--- Problem to solve ---
Reproduce each line from the records that holds "习近平新时代中国特色社会主义思想".

--- Records shown ---

════════

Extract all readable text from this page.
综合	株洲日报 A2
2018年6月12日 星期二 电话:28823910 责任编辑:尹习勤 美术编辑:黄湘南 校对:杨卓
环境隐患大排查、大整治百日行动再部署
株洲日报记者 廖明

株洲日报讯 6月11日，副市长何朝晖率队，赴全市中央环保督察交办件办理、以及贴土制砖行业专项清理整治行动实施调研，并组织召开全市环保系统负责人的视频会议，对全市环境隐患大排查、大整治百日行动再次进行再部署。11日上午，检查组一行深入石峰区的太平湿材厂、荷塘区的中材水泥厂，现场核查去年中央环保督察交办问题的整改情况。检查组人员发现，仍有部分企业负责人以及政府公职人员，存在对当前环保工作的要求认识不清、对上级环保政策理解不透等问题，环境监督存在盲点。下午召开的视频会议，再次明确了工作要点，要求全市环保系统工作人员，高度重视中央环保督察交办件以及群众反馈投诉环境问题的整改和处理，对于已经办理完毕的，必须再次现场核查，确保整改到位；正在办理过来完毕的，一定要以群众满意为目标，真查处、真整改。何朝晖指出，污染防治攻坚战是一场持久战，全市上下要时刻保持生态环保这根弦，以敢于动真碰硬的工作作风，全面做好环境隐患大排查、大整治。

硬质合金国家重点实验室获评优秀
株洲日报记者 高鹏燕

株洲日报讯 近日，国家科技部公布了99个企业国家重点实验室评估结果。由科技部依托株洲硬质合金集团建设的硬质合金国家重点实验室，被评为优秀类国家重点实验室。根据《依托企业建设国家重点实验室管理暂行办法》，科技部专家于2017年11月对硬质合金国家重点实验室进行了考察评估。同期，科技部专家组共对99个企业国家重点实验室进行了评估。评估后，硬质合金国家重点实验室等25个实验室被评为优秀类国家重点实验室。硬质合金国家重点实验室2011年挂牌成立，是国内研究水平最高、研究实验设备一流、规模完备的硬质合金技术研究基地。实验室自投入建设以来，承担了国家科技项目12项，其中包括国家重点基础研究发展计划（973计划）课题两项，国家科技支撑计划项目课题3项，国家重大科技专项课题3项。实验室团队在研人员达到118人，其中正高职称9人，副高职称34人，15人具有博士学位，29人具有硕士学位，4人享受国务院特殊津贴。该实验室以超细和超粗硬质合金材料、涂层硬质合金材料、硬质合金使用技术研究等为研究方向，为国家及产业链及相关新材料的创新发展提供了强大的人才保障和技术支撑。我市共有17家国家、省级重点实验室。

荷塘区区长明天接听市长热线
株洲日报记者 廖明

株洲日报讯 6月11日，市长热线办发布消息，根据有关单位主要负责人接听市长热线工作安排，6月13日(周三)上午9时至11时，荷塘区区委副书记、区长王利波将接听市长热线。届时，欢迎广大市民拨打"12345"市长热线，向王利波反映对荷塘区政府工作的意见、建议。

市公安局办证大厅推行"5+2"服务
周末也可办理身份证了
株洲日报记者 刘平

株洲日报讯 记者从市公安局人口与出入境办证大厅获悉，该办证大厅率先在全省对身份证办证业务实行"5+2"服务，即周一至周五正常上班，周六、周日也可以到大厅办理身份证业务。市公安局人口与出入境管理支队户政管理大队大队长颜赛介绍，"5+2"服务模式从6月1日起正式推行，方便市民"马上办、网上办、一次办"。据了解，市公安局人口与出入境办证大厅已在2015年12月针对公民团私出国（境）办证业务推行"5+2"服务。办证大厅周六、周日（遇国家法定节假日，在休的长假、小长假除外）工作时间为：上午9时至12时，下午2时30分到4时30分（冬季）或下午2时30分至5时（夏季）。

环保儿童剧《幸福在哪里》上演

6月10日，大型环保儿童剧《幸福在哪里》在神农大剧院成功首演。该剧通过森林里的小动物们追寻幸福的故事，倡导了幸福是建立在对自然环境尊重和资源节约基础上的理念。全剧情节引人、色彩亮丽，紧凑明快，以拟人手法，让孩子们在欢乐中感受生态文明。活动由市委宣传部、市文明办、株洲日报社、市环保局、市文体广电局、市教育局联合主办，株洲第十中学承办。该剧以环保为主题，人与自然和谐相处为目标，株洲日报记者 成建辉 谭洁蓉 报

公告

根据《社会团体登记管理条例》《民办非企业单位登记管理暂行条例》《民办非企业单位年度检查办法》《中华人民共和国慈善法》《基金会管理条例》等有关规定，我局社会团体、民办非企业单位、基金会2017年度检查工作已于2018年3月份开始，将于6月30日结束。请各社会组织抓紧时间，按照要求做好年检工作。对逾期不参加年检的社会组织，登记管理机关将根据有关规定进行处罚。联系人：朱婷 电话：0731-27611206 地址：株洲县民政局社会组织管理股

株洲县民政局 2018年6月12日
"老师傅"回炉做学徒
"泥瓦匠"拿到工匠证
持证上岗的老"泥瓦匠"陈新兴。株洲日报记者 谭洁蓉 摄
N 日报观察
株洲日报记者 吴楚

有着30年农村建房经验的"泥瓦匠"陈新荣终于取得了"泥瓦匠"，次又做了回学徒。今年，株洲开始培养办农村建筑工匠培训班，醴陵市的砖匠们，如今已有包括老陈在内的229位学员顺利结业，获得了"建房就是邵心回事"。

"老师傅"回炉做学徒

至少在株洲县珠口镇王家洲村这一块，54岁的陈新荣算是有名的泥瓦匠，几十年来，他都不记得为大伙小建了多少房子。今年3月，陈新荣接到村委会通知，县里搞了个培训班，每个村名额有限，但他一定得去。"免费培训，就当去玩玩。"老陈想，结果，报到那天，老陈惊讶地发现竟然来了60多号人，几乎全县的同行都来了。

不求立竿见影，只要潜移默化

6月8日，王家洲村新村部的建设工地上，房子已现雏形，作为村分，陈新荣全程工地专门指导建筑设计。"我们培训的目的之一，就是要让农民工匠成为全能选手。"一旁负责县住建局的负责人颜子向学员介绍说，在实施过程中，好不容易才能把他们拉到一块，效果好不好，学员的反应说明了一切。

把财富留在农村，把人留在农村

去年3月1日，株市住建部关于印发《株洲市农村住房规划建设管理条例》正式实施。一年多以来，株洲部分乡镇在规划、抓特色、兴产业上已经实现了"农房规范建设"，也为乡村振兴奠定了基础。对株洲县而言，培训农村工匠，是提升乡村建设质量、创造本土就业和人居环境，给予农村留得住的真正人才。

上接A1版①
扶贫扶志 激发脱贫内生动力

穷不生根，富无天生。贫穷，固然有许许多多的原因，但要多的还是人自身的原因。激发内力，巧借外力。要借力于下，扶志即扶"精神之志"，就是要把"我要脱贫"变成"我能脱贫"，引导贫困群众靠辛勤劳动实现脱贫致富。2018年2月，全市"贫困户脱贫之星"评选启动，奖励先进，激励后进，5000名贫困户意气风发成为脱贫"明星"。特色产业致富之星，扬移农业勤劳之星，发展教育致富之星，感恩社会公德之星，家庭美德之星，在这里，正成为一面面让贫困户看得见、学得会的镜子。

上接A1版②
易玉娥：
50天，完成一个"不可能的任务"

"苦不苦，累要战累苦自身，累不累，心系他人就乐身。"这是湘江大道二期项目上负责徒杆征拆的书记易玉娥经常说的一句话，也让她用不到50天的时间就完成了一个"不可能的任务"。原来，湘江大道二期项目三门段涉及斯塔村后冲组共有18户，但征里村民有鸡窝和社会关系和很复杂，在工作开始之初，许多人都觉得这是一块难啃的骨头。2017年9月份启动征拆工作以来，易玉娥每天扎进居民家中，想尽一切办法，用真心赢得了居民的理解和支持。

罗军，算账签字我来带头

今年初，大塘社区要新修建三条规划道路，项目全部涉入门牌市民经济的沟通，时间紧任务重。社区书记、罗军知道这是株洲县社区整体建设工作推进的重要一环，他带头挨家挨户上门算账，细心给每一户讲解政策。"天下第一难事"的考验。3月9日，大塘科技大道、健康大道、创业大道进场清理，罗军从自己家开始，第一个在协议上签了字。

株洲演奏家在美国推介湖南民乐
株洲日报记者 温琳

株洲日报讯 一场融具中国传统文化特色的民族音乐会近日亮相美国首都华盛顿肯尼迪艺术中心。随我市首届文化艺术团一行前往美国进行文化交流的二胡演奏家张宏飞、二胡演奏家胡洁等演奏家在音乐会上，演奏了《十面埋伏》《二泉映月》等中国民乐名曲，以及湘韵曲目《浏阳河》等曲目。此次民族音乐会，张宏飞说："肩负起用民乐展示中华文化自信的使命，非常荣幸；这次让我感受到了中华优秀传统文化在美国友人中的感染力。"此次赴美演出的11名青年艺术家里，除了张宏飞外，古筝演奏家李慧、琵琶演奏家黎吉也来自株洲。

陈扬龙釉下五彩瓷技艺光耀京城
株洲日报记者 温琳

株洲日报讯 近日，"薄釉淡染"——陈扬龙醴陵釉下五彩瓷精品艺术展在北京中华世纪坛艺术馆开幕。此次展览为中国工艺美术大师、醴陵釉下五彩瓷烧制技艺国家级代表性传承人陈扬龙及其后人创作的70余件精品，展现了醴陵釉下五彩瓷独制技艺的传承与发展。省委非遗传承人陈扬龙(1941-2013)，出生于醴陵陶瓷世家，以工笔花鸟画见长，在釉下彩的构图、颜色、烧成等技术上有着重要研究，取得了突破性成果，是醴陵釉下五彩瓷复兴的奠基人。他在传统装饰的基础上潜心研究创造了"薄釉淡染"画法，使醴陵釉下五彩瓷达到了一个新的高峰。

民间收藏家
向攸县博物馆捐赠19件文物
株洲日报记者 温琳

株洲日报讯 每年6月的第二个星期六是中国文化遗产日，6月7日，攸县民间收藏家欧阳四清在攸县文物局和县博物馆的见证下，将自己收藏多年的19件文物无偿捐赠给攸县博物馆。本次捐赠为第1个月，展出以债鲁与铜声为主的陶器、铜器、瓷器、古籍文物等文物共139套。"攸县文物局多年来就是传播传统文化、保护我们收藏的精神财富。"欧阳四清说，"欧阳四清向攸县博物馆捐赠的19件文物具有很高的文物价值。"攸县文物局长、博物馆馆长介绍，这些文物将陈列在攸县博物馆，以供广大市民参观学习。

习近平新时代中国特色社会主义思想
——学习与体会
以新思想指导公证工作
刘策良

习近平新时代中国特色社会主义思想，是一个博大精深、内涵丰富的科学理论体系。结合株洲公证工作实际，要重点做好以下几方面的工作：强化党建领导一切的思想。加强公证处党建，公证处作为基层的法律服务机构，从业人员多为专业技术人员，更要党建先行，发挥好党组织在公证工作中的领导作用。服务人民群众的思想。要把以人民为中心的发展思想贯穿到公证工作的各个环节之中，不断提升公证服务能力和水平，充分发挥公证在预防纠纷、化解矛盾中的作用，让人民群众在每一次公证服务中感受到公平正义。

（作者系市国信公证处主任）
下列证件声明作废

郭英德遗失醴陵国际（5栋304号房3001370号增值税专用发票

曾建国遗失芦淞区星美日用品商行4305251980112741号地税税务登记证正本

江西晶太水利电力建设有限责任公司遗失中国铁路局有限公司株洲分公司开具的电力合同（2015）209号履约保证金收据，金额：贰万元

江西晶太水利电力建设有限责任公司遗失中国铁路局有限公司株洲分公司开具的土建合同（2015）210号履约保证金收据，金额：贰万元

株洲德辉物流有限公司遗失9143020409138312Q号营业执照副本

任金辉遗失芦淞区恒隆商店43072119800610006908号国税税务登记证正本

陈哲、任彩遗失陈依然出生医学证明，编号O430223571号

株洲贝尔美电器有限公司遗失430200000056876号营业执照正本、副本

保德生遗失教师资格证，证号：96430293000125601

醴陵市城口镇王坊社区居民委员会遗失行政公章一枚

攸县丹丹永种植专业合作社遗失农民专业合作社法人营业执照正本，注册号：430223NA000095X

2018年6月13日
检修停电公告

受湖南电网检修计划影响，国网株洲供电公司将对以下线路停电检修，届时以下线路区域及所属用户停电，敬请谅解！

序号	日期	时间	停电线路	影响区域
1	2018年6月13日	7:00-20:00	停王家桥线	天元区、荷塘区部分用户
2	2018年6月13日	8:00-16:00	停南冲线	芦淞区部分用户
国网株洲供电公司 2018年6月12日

════════

--- Worked solution ---
习近平新时代中国特色社会主义思想
习近平新时代中国特色社会主义思想，是一个博大精深、内涵丰富的科学理论体系。结合株洲公证工作实际，要重点做好以下几方面的工作：强化党建领导一切的思想。加强公证处党建，公证处作为基层的法律服务机构，从业人员多为专业技术人员，更要党建先行，发挥好党组织在公证工作中的领导作用。服务人民群众的思想。要把以人民为中心的发展思想贯穿到公证工作的各个环节之中，不断提升公证服务能力和水平，充分发挥公证在预防纠纷、化解矛盾中的作用，让人民群众在每一次公证服务中感受到公平正义。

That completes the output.